» **Provided records**
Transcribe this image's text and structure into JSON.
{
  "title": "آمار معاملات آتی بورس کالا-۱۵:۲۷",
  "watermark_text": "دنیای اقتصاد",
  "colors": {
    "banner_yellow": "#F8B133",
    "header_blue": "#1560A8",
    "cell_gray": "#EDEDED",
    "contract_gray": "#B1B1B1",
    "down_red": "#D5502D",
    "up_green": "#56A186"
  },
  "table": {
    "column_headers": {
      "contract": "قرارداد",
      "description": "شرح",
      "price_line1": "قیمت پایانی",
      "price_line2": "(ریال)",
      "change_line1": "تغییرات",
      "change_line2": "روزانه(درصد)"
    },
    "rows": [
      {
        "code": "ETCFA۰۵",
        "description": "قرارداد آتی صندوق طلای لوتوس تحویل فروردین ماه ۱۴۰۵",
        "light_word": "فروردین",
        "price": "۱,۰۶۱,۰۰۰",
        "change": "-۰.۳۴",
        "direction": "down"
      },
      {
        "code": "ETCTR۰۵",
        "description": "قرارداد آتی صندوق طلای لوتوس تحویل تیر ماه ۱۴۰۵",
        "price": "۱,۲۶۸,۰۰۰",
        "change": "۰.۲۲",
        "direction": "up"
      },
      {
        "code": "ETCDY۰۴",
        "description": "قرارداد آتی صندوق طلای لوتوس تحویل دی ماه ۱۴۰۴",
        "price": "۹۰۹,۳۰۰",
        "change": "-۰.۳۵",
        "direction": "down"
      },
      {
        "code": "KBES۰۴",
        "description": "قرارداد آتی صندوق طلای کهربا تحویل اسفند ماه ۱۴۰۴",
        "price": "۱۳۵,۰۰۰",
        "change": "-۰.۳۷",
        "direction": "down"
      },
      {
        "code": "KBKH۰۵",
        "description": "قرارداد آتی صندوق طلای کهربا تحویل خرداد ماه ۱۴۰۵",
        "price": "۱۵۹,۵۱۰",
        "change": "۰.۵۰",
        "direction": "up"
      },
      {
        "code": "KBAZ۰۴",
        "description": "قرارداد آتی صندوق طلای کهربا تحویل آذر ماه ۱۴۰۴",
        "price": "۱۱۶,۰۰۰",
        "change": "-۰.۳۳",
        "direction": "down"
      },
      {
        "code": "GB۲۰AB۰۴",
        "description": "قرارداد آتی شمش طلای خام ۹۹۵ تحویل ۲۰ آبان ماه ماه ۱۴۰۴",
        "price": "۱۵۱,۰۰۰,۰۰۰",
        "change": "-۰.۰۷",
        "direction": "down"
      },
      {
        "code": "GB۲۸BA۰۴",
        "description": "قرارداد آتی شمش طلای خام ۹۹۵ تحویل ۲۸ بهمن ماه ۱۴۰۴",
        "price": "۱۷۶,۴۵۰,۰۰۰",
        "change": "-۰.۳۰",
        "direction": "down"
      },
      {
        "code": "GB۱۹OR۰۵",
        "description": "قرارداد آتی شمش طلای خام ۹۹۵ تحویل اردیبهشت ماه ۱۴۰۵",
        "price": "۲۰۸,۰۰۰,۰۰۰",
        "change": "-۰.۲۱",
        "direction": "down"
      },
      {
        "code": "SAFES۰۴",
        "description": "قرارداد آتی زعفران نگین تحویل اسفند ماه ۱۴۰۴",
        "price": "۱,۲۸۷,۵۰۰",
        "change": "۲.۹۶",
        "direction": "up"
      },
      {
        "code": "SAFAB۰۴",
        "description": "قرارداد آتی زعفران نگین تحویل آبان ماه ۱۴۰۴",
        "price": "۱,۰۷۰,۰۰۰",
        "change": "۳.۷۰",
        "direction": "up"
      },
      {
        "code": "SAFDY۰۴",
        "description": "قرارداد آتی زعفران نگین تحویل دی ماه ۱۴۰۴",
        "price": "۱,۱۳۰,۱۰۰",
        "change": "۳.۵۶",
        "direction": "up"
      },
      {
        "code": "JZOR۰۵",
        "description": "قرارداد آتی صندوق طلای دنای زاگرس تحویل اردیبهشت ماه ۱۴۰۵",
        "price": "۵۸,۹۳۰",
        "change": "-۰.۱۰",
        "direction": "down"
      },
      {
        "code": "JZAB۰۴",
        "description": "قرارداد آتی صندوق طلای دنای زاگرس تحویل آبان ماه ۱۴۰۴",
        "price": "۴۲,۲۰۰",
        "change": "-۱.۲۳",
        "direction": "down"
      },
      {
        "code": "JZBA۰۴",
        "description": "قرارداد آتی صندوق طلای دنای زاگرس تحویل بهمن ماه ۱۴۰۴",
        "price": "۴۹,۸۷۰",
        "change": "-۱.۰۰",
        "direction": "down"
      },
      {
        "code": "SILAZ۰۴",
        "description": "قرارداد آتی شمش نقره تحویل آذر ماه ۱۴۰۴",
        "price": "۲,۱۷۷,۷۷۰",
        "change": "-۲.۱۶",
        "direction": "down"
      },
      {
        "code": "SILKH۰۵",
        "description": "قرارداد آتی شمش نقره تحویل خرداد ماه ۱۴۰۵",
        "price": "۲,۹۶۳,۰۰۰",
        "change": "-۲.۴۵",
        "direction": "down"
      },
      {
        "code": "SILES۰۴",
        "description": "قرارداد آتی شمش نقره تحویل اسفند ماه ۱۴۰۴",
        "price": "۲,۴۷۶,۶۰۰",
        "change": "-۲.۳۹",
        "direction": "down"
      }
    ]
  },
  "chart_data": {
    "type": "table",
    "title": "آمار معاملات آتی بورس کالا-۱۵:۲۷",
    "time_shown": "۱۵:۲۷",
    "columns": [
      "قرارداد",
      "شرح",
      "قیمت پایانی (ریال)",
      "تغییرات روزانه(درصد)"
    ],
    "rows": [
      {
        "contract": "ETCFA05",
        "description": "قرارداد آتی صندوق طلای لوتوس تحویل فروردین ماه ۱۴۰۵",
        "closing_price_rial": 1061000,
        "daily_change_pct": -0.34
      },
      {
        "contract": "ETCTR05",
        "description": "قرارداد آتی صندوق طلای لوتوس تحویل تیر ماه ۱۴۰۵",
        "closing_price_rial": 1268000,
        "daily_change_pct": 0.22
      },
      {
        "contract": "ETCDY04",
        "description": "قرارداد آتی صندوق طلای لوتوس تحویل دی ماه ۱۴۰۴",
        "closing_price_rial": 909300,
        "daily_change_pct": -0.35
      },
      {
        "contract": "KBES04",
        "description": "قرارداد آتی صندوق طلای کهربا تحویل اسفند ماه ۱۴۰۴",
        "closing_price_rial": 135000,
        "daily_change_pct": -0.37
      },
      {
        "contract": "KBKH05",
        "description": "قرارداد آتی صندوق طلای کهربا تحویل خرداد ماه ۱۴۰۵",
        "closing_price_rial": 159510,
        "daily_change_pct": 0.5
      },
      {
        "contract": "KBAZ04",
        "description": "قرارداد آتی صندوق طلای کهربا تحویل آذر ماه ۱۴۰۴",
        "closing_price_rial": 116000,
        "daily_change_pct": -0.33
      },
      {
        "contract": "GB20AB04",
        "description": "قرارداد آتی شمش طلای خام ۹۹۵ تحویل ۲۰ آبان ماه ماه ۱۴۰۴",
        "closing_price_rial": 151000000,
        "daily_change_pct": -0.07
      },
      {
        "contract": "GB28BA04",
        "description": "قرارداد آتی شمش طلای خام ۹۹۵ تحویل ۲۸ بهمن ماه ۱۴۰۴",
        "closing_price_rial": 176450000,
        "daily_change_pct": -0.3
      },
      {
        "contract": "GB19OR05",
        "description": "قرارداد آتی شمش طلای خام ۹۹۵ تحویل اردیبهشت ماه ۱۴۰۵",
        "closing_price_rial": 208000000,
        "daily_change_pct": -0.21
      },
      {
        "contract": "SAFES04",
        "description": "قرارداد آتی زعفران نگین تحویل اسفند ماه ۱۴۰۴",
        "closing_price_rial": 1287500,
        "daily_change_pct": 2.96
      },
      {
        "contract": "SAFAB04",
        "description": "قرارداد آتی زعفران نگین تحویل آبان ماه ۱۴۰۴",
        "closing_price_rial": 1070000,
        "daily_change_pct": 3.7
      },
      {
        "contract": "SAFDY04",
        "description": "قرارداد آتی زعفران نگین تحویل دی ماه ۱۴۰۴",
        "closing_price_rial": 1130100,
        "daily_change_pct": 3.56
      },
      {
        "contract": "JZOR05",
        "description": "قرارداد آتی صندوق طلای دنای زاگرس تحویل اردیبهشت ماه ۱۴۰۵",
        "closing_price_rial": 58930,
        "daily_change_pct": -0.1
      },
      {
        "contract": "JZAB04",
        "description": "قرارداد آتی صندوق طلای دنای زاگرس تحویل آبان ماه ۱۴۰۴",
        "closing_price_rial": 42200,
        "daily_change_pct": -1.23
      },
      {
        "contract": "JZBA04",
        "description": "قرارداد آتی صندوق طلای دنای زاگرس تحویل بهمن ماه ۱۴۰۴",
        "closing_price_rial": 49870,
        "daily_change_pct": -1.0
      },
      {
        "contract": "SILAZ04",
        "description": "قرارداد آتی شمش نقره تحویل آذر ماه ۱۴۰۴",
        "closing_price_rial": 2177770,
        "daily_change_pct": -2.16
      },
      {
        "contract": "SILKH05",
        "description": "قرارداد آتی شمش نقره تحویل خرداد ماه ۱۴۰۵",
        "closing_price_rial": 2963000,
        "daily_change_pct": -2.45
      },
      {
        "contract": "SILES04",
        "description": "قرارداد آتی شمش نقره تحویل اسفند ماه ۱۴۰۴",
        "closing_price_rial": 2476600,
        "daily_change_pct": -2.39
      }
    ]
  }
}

» **What you are asked to do**
Out of the records, collect only those lines that contain the string "معاملات".

» **Task answer**
  "title": "آمار معاملات آتی بورس کالا-۱۵:۲۷",
    "title": "آمار معاملات آتی بورس کالا-۱۵:۲۷",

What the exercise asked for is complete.